Find the lines of data that contain the string "lobes", then list them.

====================

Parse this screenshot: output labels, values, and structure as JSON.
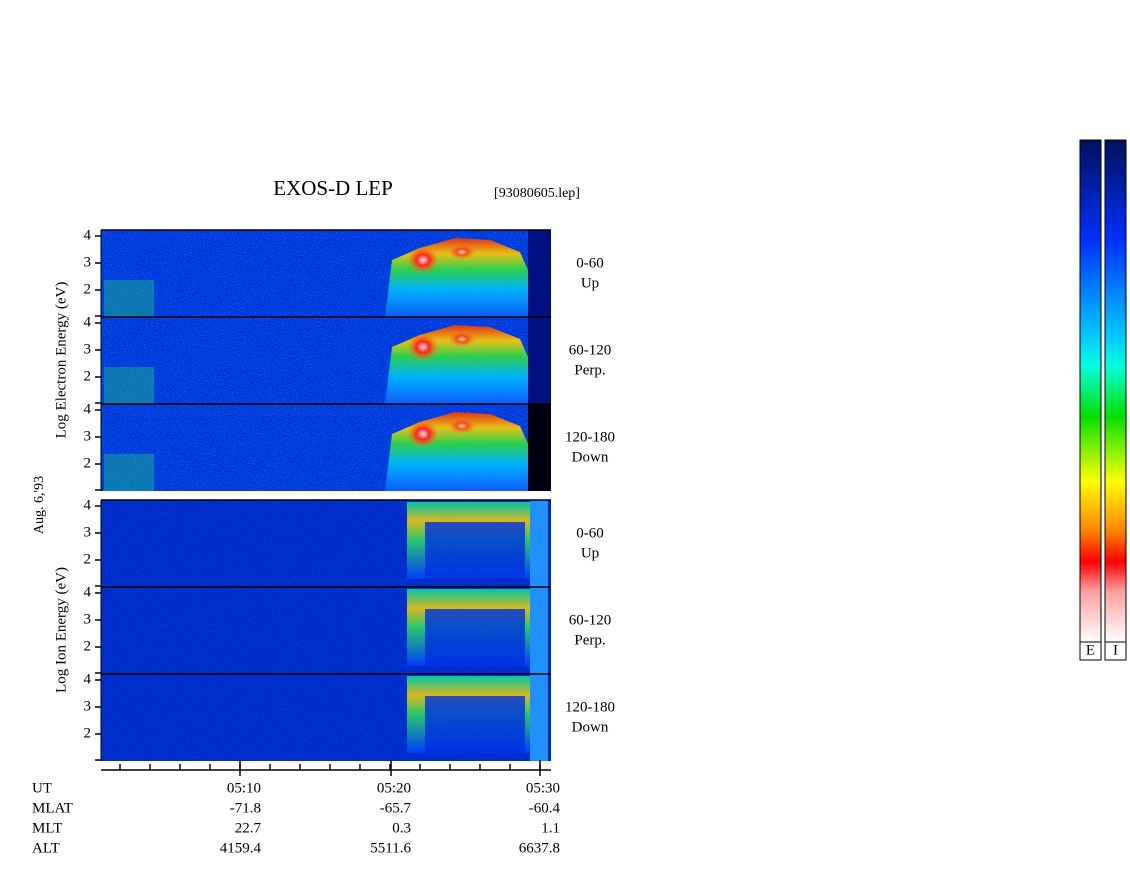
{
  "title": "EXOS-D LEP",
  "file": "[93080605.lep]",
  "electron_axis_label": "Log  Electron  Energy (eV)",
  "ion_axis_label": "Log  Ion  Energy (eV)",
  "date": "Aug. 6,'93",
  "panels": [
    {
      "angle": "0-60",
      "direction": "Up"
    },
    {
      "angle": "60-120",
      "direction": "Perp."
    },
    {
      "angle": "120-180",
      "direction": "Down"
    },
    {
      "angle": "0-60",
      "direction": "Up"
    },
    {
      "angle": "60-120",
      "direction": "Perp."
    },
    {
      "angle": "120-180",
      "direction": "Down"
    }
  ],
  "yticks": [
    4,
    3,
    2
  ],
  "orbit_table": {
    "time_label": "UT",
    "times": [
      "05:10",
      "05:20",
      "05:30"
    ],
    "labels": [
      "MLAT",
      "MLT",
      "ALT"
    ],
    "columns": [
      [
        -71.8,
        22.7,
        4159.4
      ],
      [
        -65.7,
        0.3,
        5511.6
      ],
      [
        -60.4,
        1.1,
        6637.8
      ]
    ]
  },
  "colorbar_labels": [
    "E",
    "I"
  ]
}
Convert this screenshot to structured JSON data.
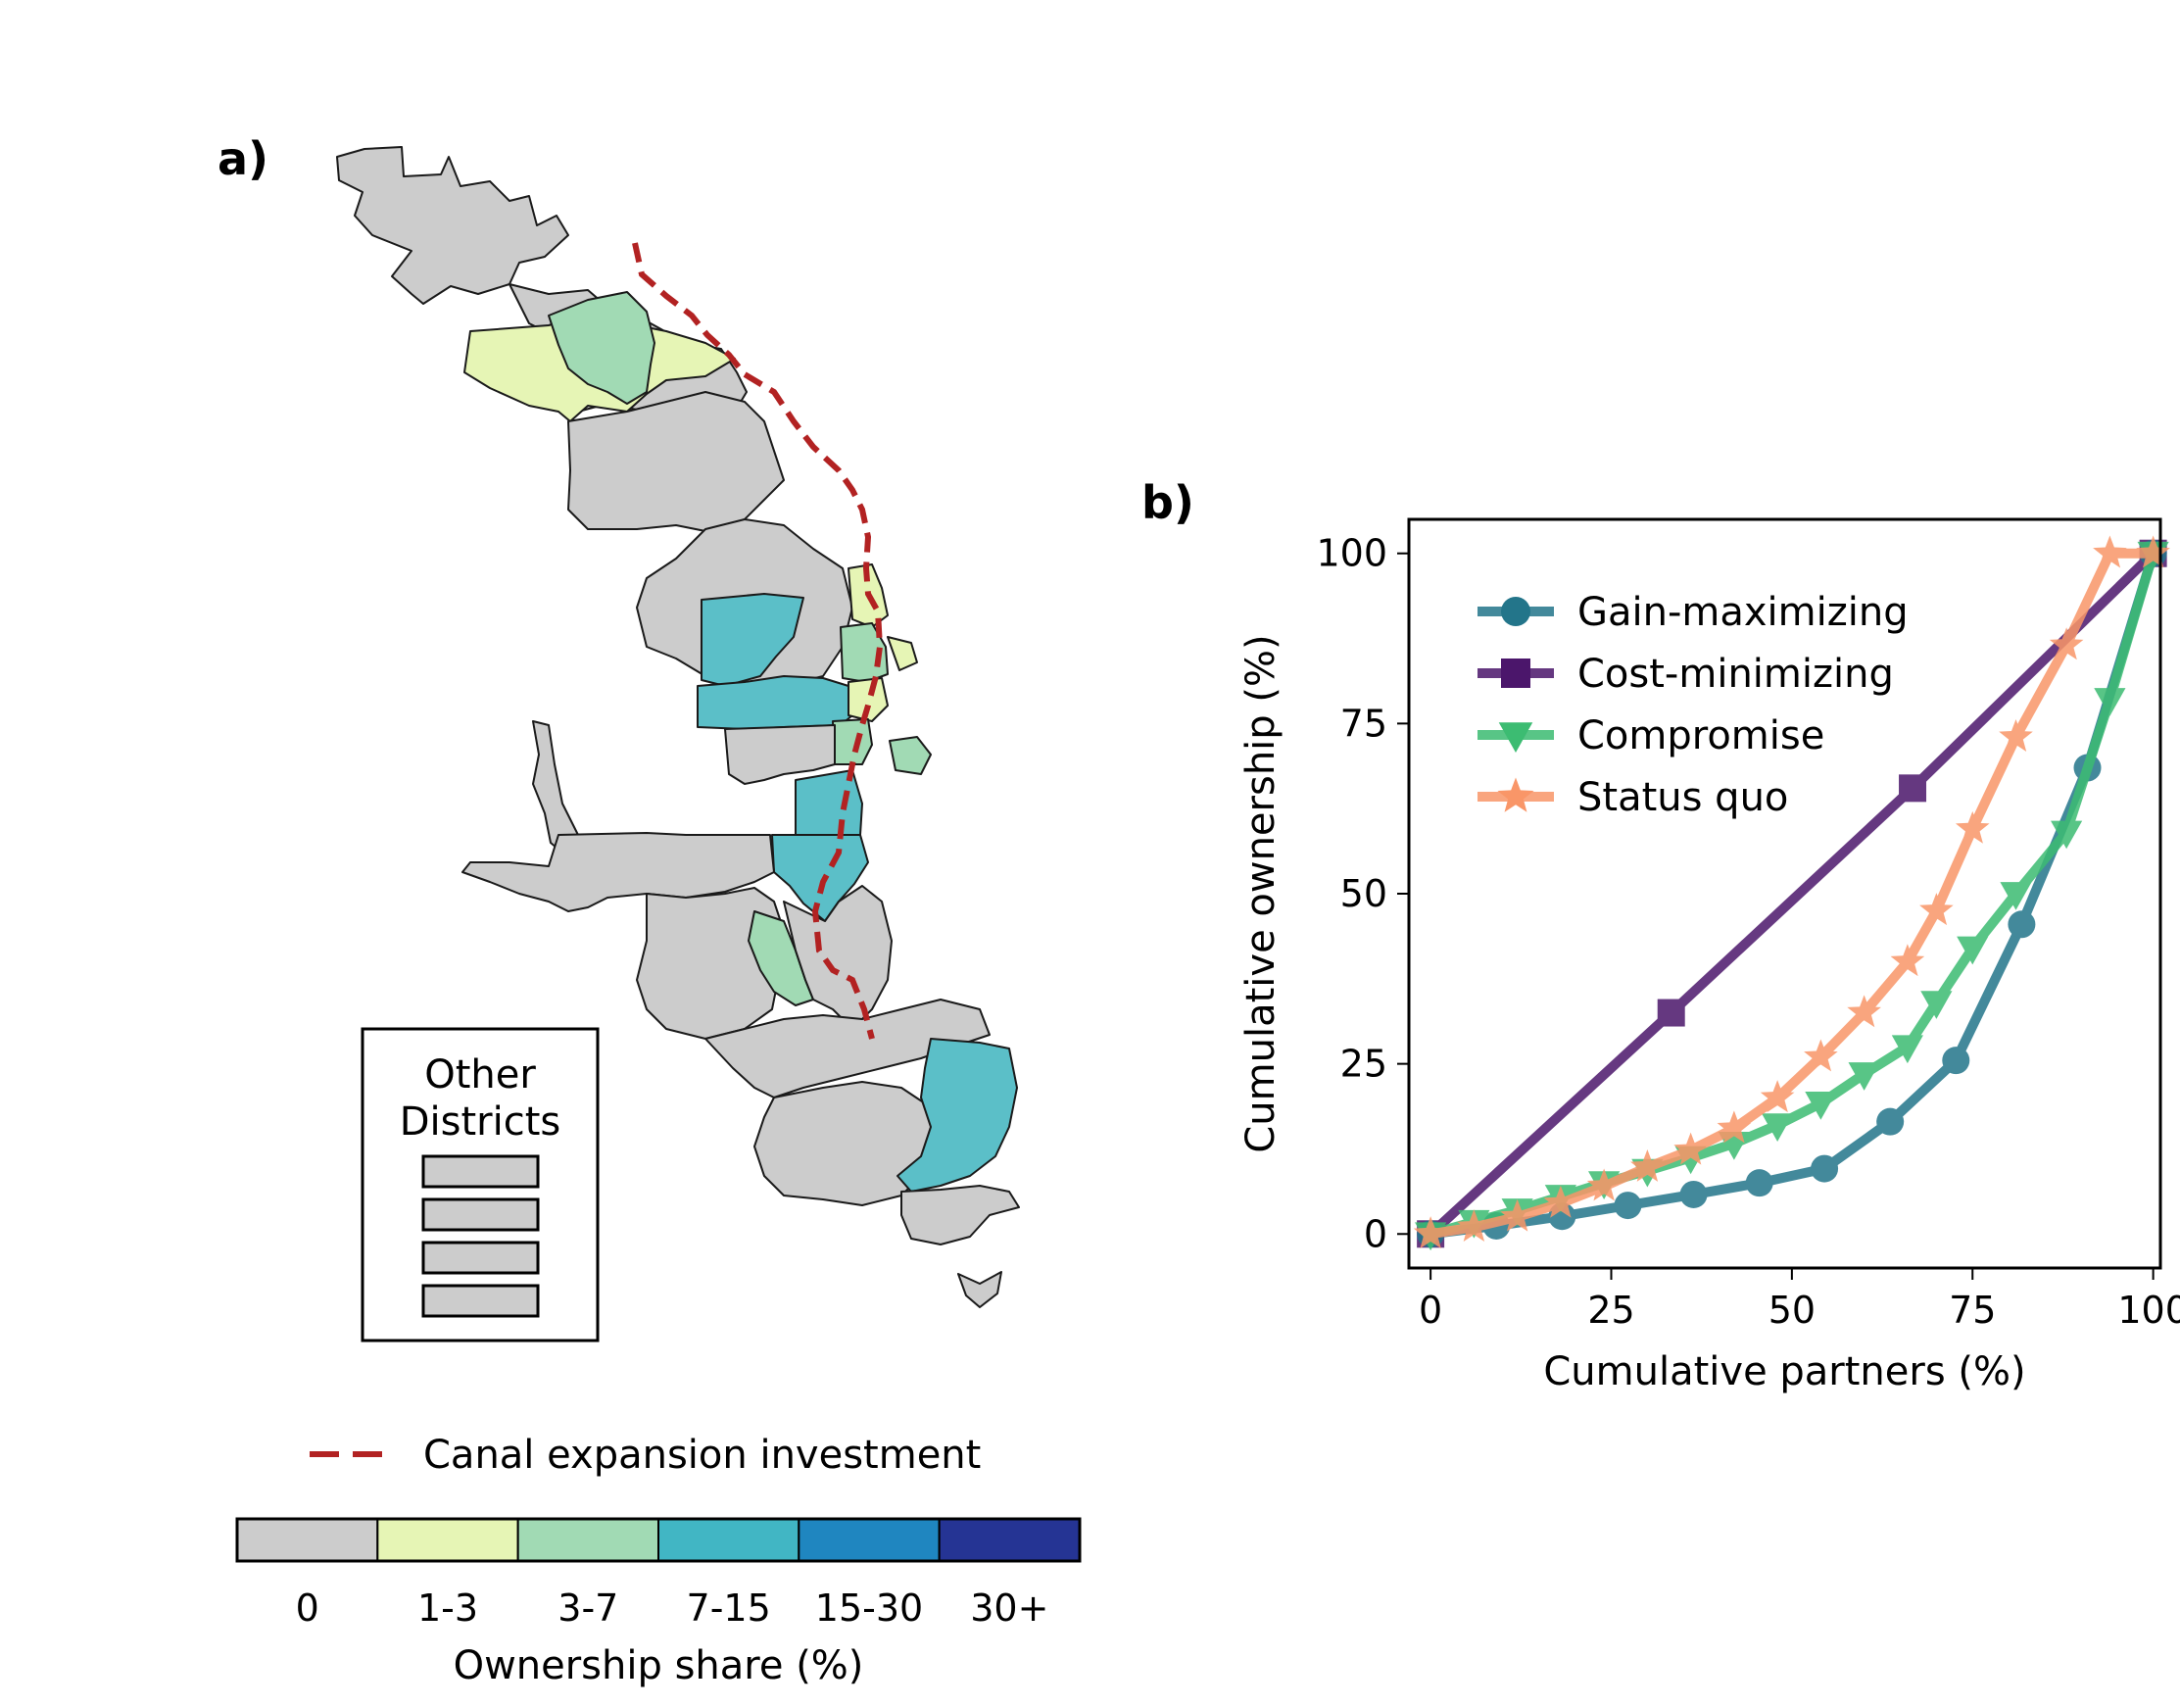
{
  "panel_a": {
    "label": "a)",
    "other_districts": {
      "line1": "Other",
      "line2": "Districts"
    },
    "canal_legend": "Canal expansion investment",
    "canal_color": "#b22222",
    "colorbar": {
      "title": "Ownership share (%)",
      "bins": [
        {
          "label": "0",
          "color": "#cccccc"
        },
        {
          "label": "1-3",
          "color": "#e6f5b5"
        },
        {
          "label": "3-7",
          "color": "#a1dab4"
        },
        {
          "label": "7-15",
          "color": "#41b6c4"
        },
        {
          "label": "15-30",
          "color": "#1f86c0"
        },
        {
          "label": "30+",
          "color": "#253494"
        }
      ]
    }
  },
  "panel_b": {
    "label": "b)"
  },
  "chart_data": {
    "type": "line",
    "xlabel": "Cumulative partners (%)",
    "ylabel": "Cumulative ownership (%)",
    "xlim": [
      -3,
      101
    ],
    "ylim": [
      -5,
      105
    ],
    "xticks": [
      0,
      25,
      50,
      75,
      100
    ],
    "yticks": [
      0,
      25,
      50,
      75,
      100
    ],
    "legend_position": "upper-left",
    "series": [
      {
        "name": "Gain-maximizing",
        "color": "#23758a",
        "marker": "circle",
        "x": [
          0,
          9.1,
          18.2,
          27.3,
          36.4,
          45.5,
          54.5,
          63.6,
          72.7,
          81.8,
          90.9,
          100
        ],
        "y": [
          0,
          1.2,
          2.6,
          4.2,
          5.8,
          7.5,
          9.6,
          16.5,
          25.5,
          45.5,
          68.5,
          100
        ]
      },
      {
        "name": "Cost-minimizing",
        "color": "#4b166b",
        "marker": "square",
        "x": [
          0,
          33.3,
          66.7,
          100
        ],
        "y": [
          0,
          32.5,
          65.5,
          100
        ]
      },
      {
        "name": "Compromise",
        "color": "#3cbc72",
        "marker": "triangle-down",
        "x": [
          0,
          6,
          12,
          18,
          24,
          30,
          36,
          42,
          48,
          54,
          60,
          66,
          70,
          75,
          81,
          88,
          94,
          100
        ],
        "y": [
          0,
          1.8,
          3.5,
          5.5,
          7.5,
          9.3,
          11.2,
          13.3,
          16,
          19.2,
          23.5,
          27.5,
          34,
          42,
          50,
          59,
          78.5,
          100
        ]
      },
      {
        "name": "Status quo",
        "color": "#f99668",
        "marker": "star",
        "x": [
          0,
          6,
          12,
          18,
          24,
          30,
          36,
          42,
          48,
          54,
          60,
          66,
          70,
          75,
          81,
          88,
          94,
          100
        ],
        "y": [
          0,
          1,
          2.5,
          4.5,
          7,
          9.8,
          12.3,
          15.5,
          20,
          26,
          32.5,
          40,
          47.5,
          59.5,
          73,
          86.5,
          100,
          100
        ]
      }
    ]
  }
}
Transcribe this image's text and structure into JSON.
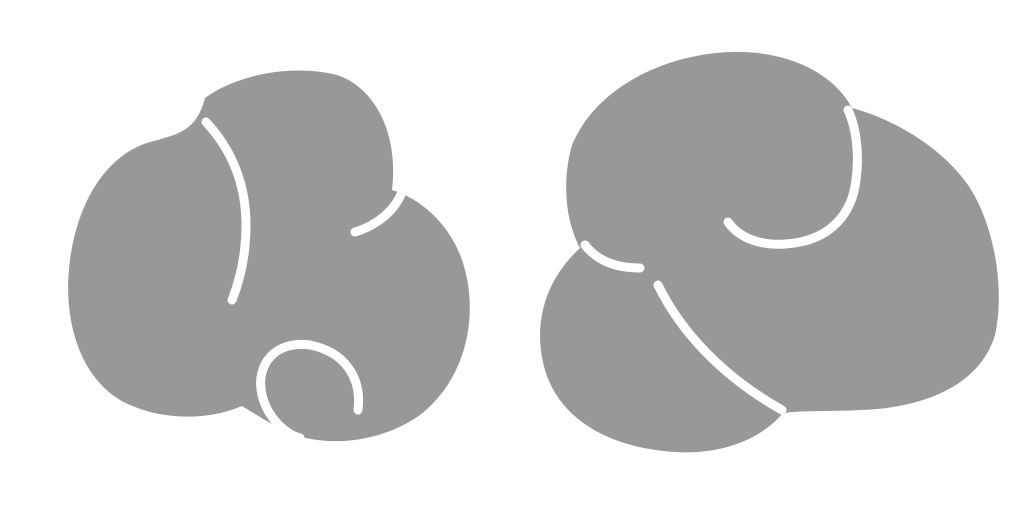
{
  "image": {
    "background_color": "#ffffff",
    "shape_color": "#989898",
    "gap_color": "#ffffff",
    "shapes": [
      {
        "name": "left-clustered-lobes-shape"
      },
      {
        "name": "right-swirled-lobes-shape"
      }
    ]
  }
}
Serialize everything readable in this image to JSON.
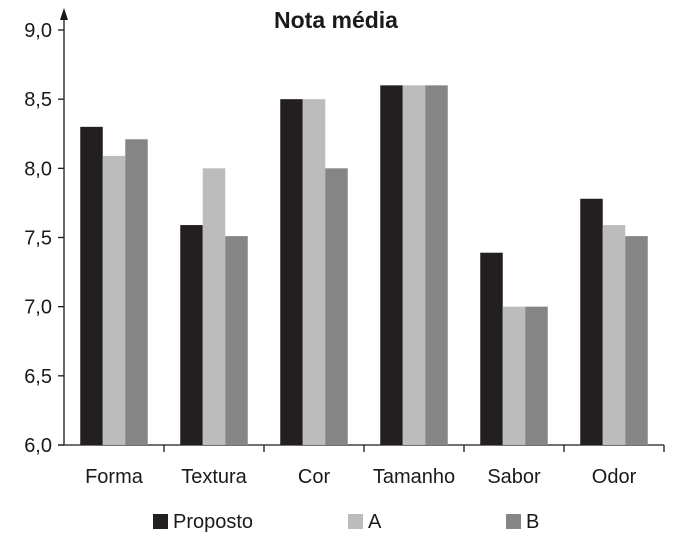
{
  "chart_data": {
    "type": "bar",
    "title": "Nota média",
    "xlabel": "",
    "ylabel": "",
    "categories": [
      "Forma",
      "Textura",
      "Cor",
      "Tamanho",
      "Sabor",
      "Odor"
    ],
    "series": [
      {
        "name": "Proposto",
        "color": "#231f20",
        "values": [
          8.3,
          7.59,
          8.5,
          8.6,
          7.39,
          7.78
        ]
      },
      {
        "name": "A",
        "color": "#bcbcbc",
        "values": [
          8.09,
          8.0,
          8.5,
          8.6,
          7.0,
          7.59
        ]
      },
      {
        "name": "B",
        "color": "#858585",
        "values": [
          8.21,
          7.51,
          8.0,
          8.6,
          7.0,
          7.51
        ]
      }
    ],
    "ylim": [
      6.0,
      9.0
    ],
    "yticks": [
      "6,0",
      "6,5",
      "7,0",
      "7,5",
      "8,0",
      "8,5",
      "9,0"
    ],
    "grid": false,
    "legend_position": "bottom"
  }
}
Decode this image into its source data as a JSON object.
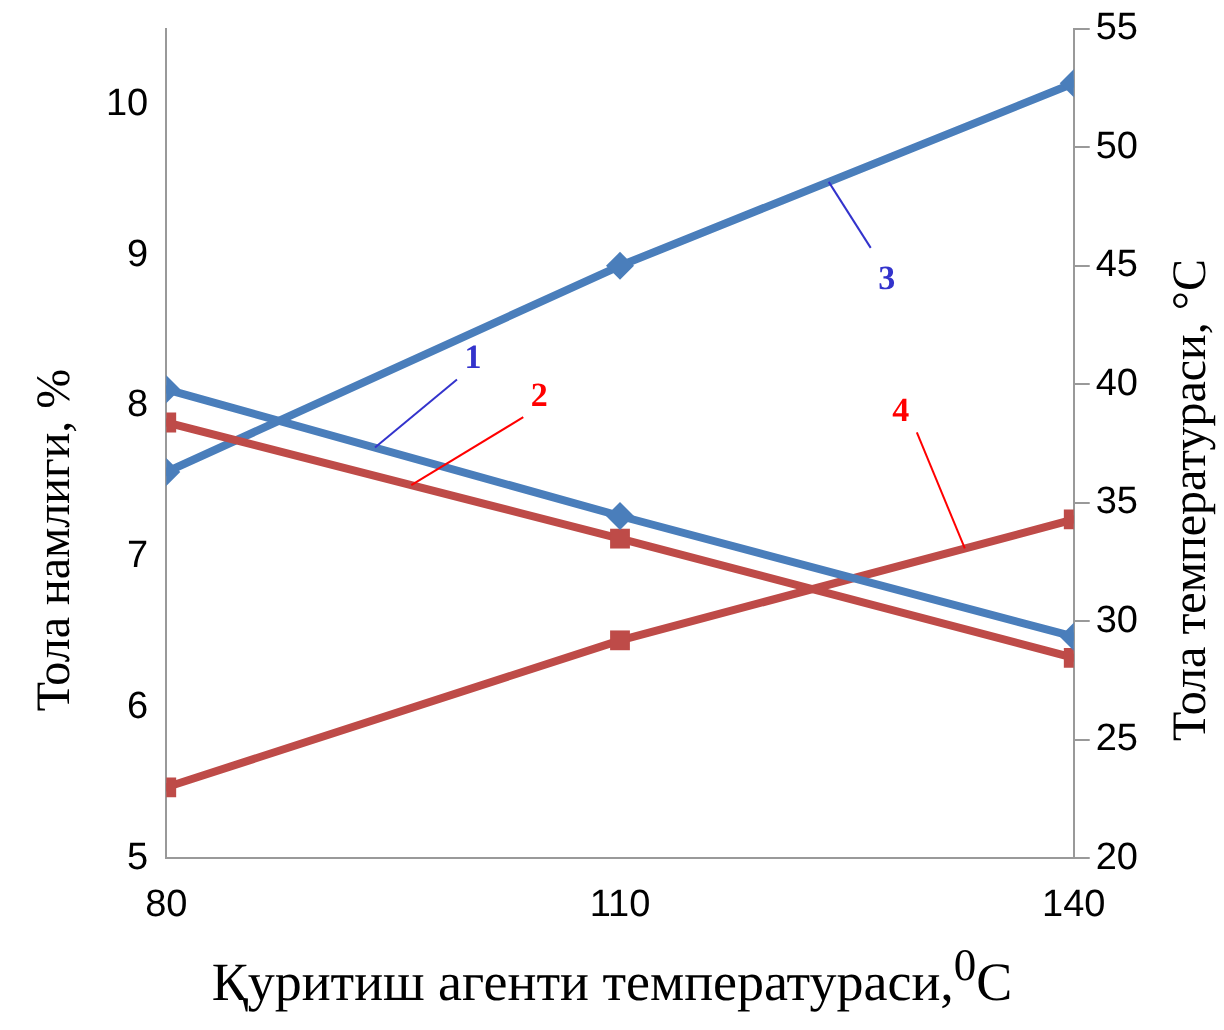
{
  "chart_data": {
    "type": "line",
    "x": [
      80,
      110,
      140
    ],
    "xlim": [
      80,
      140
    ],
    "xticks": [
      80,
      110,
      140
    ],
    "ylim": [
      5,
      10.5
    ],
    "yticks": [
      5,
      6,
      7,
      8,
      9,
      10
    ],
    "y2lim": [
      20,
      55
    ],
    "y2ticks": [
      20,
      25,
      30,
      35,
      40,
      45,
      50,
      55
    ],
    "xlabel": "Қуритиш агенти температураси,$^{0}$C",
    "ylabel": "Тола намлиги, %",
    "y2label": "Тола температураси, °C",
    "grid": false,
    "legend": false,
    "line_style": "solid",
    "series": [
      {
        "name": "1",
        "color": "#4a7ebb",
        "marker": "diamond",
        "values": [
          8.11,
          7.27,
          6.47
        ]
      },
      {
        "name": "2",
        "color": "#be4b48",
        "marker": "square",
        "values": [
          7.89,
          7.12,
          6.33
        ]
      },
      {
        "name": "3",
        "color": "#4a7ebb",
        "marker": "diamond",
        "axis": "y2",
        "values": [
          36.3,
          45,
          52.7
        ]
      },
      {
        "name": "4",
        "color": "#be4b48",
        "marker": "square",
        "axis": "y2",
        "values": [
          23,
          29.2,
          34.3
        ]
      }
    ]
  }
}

====================

Complete response ▸
        "name": "left-clustered-lobes-shape"
        "name": "right-swirled-lobes-shape"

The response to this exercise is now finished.